◆ **Exercise description**: Filter the lines below, copying only those with the string "object".

◆ **Provided data**:
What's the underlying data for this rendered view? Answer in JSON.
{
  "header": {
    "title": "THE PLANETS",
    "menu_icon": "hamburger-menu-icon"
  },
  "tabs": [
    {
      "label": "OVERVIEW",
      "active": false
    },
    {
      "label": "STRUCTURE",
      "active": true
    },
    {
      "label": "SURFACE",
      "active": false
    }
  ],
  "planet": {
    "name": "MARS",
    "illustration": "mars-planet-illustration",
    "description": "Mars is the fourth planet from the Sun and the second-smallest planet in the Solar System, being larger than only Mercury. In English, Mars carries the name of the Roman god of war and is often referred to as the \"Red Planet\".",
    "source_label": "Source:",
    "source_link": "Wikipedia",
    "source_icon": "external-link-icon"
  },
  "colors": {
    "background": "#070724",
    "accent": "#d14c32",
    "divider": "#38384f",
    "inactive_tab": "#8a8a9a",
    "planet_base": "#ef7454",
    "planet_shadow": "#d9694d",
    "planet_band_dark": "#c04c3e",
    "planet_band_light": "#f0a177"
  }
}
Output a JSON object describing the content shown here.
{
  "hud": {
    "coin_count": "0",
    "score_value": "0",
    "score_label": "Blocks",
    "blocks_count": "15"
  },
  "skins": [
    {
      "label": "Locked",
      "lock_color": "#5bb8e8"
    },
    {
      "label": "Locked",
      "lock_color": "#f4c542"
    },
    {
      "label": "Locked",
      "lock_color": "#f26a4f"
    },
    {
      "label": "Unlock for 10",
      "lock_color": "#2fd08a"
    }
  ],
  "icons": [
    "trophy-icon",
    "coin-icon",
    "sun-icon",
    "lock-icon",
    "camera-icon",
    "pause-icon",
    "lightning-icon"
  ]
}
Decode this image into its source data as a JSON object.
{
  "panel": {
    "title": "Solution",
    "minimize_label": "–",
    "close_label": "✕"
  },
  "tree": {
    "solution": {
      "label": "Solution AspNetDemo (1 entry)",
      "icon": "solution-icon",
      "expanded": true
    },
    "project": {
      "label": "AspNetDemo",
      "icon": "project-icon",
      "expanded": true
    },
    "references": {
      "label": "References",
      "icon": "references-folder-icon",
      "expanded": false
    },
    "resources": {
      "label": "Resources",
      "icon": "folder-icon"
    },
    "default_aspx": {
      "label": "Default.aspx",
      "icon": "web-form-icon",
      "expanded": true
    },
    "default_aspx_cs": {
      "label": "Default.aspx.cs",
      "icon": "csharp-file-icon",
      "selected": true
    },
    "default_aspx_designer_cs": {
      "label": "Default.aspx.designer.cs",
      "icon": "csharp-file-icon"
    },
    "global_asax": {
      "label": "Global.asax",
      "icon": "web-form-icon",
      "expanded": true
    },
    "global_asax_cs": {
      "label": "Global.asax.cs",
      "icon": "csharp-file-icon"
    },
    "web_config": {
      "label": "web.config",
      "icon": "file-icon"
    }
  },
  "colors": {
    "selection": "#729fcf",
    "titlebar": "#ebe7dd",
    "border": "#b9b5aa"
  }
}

◆ **Answer below**:
Output a JSON object describing the content shown here.
Decode this image into its source data as a JSON object.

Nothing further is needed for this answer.